**Data supplied**
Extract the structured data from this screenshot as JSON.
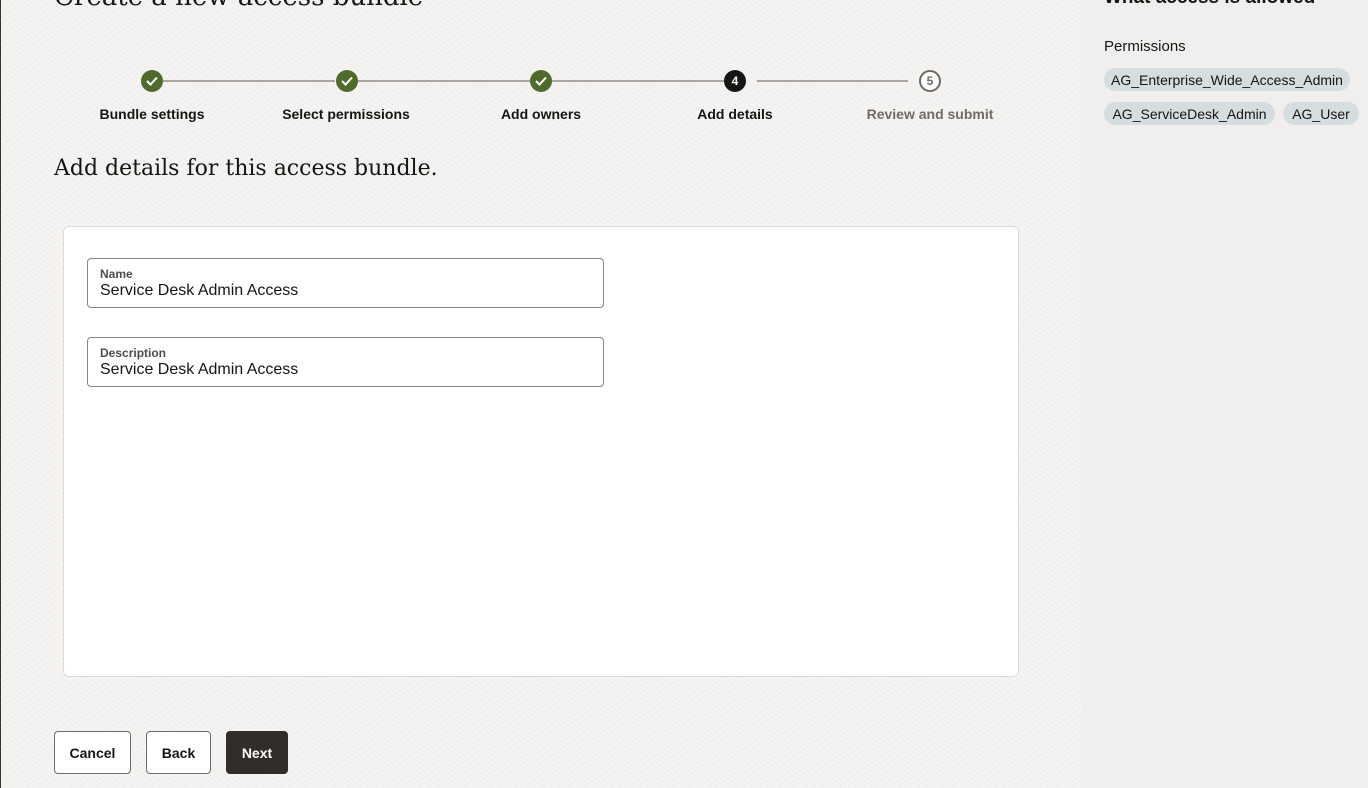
{
  "page_title": "Create a new access bundle",
  "stepper": {
    "steps": [
      {
        "label": "Bundle settings",
        "status": "done",
        "icon": "check-icon"
      },
      {
        "label": "Select permissions",
        "status": "done",
        "icon": "check-icon"
      },
      {
        "label": "Add owners",
        "status": "done",
        "icon": "check-icon"
      },
      {
        "label": "Add details",
        "status": "current",
        "number": "4"
      },
      {
        "label": "Review and submit",
        "status": "future",
        "number": "5"
      }
    ]
  },
  "section_heading": "Add details for this access bundle.",
  "form": {
    "name": {
      "label": "Name",
      "value": "Service Desk Admin Access"
    },
    "description": {
      "label": "Description",
      "value": "Service Desk Admin Access"
    }
  },
  "actions": {
    "cancel": "Cancel",
    "back": "Back",
    "next": "Next"
  },
  "side_panel": {
    "title": "What access is allowed",
    "permissions_label": "Permissions",
    "permissions": [
      "AG_Enterprise_Wide_Access_Admin",
      "AG_ServiceDesk_Admin",
      "AG_User"
    ]
  },
  "colors": {
    "done": "#4f6b2b",
    "current": "#161513",
    "chip": "#d4dde0",
    "primary_button": "#312d2a"
  }
}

**Exercise**
Provide solely the number of lines in the data that include the word "this".

**Written solution**
2